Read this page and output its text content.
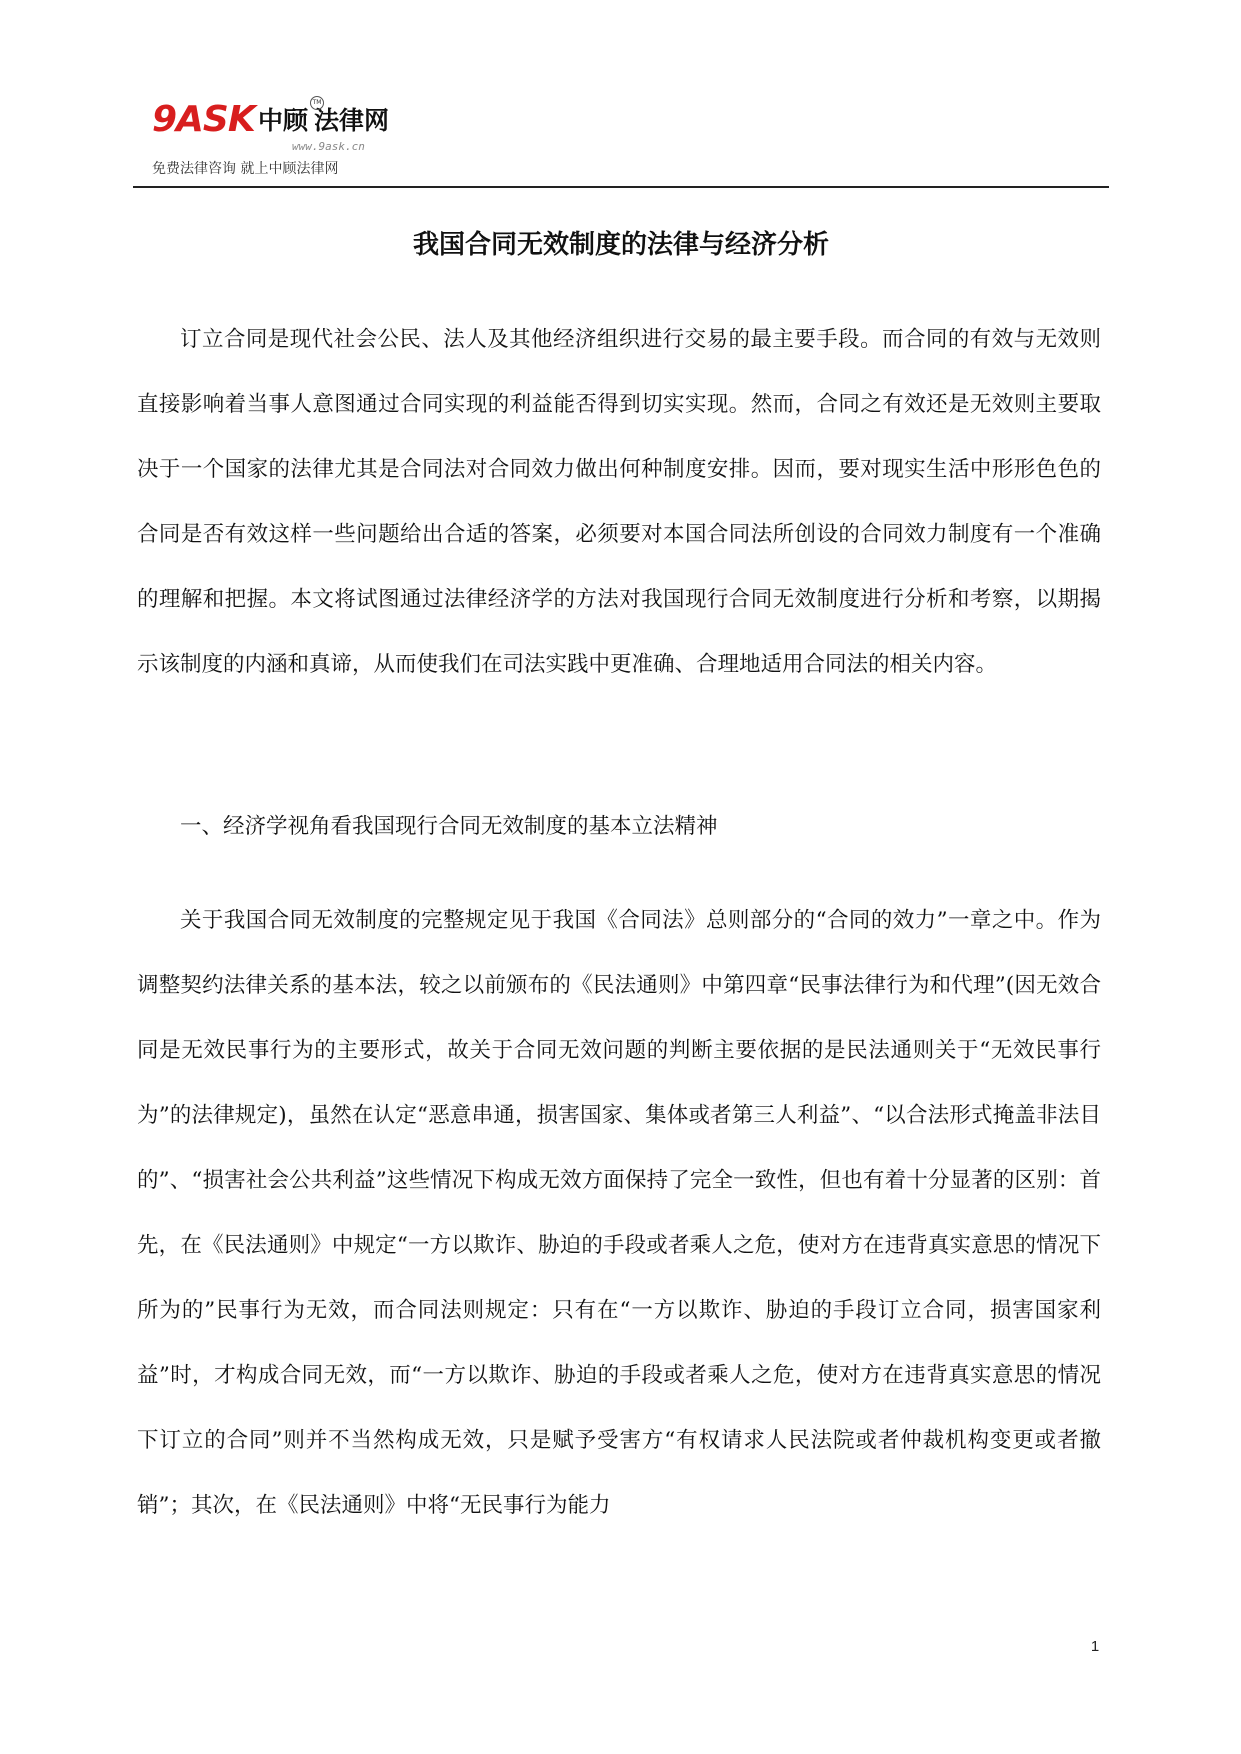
9ASK 中顾 法律网
TM
www.9ask.cn
免费法律咨询 就上中顾法律网
我国合同无效制度的法律与经济分析

订立合同是现代社会公民、法人及其他经济组织进行交易的最主要手段。而合同的有效与无效则直接影响着当事人意图通过合同实现的利益能否得到切实实现。然而，合同之有效还是无效则主要取决于一个国家的法律尤其是合同法对合同效力做出何种制度安排。因而，要对现实生活中形形色色的合同是否有效这样一些问题给出合适的答案，必须要对本国合同法所创设的合同效力制度有一个准确的理解和把握。本文将试图通过法律经济学的方法对我国现行合同无效制度进行分析和考察，以期揭示该制度的内涵和真谛，从而使我们在司法实践中更准确、合理地适用合同法的相关内容。

一、经济学视角看我国现行合同无效制度的基本立法精神

关于我国合同无效制度的完整规定见于我国《合同法》总则部分的“合同的效力”一章之中。作为调整契约法律关系的基本法，较之以前颁布的《民法通则》中第四章“民事法律行为和代理”(因无效合同是无效民事行为的主要形式，故关于合同无效问题的判断主要依据的是民法通则关于“无效民事行为”的法律规定)，虽然在认定“恶意串通，损害国家、集体或者第三人利益”、“以合法形式掩盖非法目的”、“损害社会公共利益”这些情况下构成无效方面保持了完全一致性，但也有着十分显著的区别：首先，在《民法通则》中规定“一方以欺诈、胁迫的手段或者乘人之危，使对方在违背真实意思的情况下所为的”民事行为无效，而合同法则规定：只有在“一方以欺诈、胁迫的手段订立合同，损害国家利益”时，才构成合同无效，而“一方以欺诈、胁迫的手段或者乘人之危，使对方在违背真实意思的情况下订立的合同”则并不当然构成无效，只是赋予受害方“有权请求人民法院或者仲裁机构变更或者撤销”；其次，在《民法通则》中将“无民事行为能力

1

====

#### Exercise directions:
Write out every record above exactly as it stands, but leave out the pictures.

#### Solution:
Read this page and output its text content.
9ASK 中顾 法律网
TM
www.9ask.cn
免费法律咨询 就上中顾法律网
我国合同无效制度的法律与经济分析

订立合同是现代社会公民、法人及其他经济组织进行交易的最主要手段。而合同的有效与无效则直接影响着当事人意图通过合同实现的利益能否得到切实实现。然而，合同之有效还是无效则主要取决于一个国家的法律尤其是合同法对合同效力做出何种制度安排。因而，要对现实生活中形形色色的合同是否有效这样一些问题给出合适的答案，必须要对本国合同法所创设的合同效力制度有一个准确的理解和把握。本文将试图通过法律经济学的方法对我国现行合同无效制度进行分析和考察，以期揭示该制度的内涵和真谛，从而使我们在司法实践中更准确、合理地适用合同法的相关内容。

一、经济学视角看我国现行合同无效制度的基本立法精神

关于我国合同无效制度的完整规定见于我国《合同法》总则部分的“合同的效力”一章之中。作为调整契约法律关系的基本法，较之以前颁布的《民法通则》中第四章“民事法律行为和代理”(因无效合同是无效民事行为的主要形式，故关于合同无效问题的判断主要依据的是民法通则关于“无效民事行为”的法律规定)，虽然在认定“恶意串通，损害国家、集体或者第三人利益”、“以合法形式掩盖非法目的”、“损害社会公共利益”这些情况下构成无效方面保持了完全一致性，但也有着十分显著的区别：首先，在《民法通则》中规定“一方以欺诈、胁迫的手段或者乘人之危，使对方在违背真实意思的情况下所为的”民事行为无效，而合同法则规定：只有在“一方以欺诈、胁迫的手段订立合同，损害国家利益”时，才构成合同无效，而“一方以欺诈、胁迫的手段或者乘人之危，使对方在违背真实意思的情况下订立的合同”则并不当然构成无效，只是赋予受害方“有权请求人民法院或者仲裁机构变更或者撤销”；其次，在《民法通则》中将“无民事行为能力

1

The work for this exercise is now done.